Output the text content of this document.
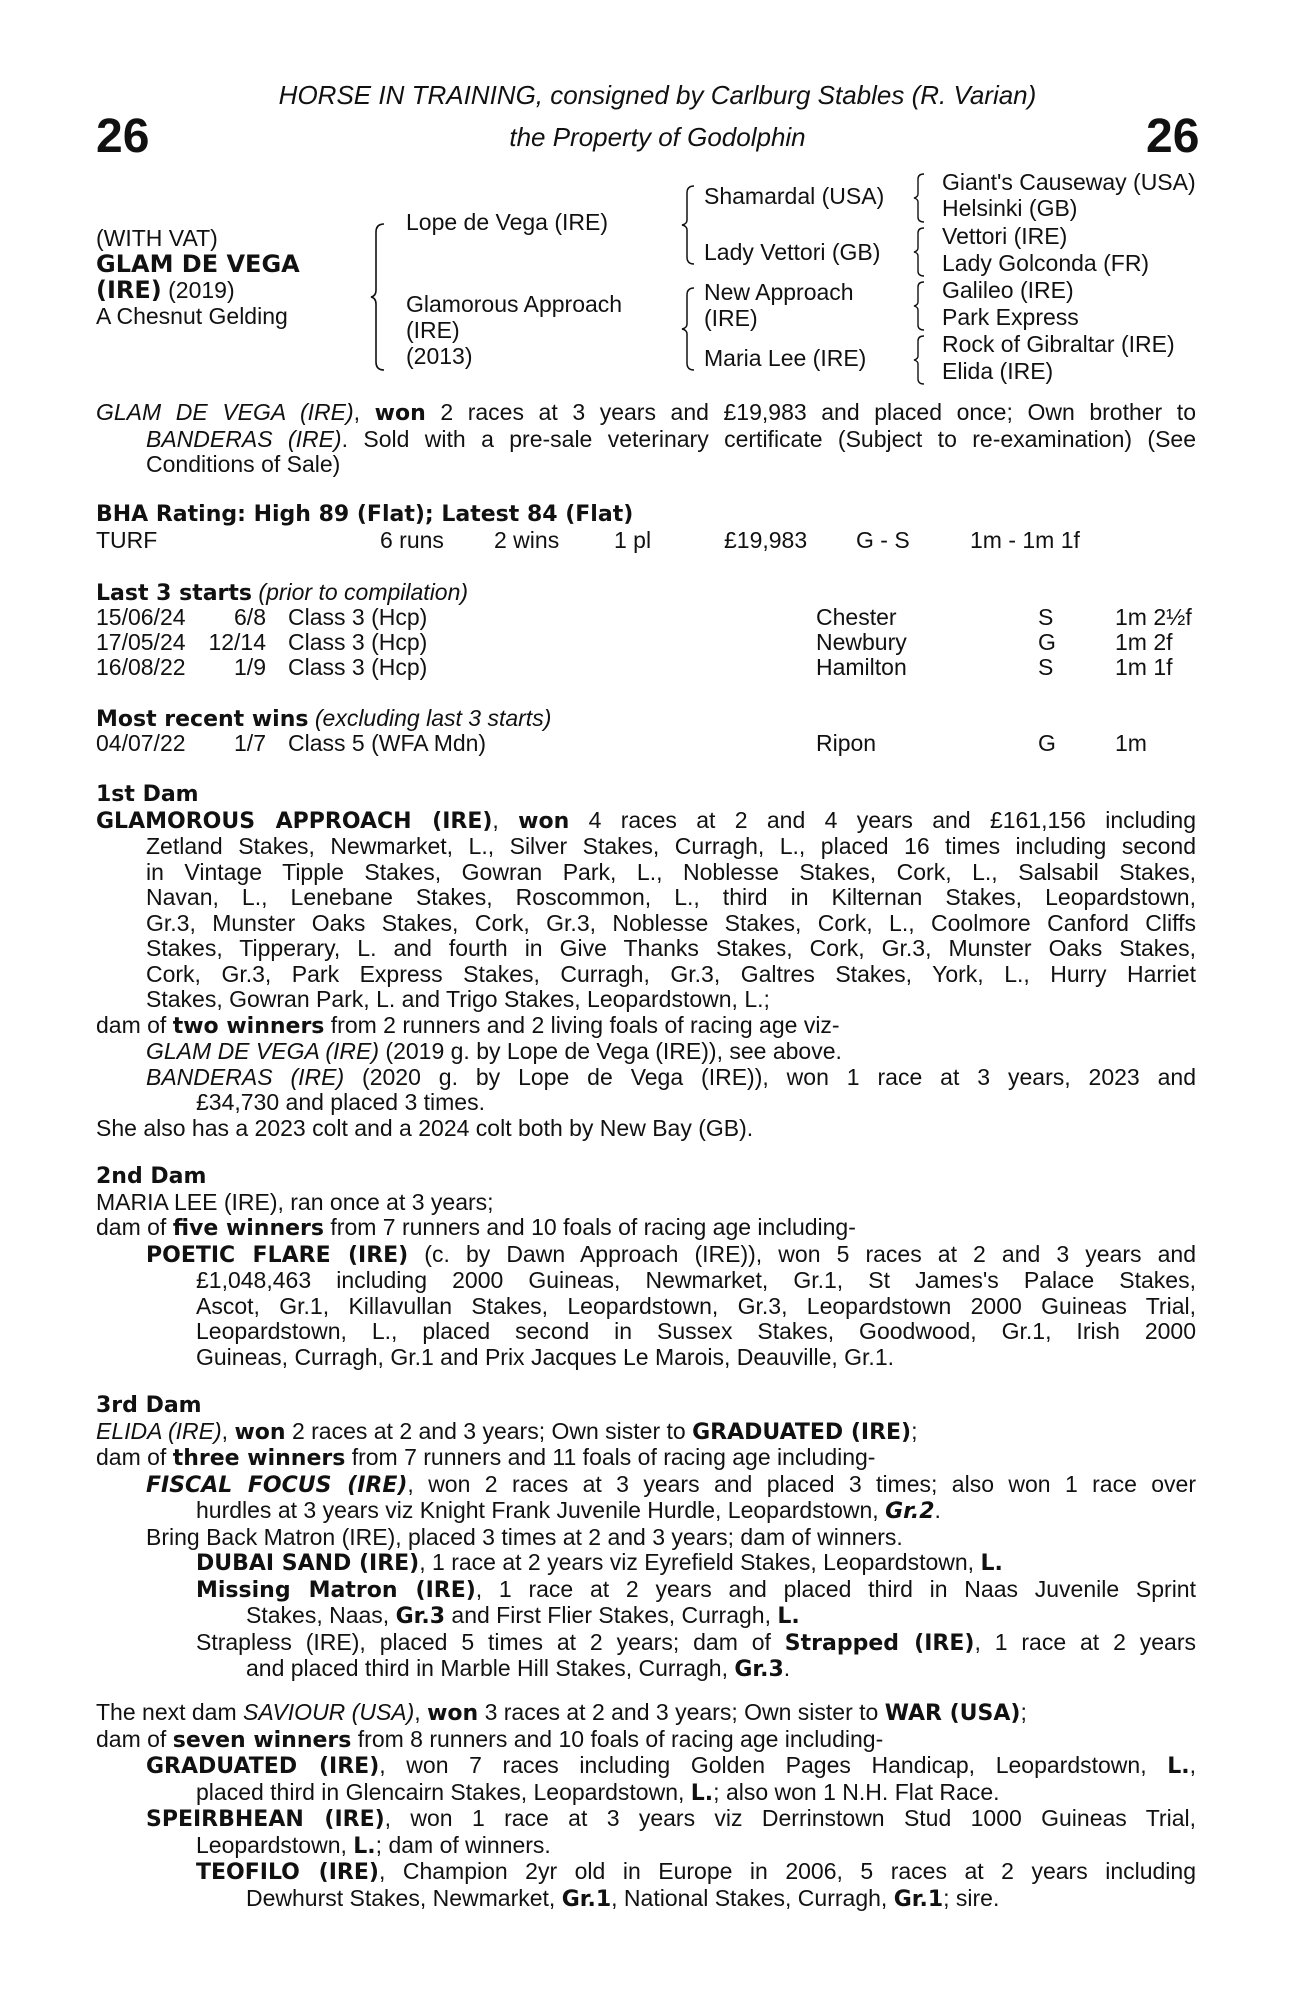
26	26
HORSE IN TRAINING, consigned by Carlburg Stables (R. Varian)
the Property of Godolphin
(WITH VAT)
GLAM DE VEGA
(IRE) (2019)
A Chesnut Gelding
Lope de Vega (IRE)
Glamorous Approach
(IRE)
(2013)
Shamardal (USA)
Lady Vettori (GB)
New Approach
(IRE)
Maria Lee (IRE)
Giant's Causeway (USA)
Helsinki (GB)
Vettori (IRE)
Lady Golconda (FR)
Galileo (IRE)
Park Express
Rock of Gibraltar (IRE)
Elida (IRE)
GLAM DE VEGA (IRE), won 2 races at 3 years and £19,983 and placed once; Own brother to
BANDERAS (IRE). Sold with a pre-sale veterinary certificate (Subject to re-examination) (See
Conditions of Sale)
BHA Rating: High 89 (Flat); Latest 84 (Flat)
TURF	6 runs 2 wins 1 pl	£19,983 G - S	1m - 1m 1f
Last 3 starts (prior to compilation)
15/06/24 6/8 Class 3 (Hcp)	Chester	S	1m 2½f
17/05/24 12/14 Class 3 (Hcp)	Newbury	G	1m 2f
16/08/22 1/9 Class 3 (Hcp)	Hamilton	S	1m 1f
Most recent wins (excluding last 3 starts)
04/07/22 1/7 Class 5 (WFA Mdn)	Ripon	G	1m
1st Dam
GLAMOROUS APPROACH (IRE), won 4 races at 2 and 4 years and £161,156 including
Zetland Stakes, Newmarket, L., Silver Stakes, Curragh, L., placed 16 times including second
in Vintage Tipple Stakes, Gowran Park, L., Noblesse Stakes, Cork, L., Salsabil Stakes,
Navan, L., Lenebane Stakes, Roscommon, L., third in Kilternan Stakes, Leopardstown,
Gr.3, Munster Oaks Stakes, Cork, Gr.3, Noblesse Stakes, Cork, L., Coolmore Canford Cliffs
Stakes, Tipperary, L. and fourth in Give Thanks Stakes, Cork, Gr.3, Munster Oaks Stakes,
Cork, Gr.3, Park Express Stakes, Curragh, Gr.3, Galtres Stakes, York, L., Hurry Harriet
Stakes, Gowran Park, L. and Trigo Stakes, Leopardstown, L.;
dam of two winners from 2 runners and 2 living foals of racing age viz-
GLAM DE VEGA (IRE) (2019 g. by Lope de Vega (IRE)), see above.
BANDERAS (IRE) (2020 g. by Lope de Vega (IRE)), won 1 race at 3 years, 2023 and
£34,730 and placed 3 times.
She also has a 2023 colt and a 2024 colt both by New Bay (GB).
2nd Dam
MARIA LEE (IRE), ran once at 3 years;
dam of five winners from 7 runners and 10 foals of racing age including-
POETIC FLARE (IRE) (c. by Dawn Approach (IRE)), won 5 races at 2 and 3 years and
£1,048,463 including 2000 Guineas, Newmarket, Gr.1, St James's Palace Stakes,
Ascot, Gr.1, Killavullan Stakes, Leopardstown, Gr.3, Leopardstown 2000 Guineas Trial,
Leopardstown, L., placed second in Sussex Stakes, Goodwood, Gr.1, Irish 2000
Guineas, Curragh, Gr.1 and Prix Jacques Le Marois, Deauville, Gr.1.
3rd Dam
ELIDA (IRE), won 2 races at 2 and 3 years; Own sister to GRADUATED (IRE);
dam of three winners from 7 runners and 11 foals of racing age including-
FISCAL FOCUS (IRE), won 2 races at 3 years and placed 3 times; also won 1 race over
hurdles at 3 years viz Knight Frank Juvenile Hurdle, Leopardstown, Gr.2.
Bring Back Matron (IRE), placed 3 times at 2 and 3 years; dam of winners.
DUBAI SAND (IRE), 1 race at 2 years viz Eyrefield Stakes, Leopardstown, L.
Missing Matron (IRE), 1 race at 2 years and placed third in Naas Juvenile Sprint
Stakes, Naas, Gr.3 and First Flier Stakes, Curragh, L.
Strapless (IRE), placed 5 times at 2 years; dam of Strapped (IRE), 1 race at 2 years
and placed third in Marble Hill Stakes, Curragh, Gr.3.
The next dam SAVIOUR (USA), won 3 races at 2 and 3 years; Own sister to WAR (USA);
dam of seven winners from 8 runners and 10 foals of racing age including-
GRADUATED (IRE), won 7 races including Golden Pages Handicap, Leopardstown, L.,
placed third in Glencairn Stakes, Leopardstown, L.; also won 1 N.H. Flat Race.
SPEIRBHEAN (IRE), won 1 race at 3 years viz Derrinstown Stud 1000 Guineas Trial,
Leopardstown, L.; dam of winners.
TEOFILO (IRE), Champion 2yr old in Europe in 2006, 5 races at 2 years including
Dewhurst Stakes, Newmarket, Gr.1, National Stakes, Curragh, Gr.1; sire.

- Work to do:
From the entries above, copy out every line where the string "Juvenile" appears.

- Completed task:
hurdles at 3 years viz Knight Frank Juvenile Hurdle, Leopardstown, Gr.2.
Missing Matron (IRE), 1 race at 2 years and placed third in Naas Juvenile Sprint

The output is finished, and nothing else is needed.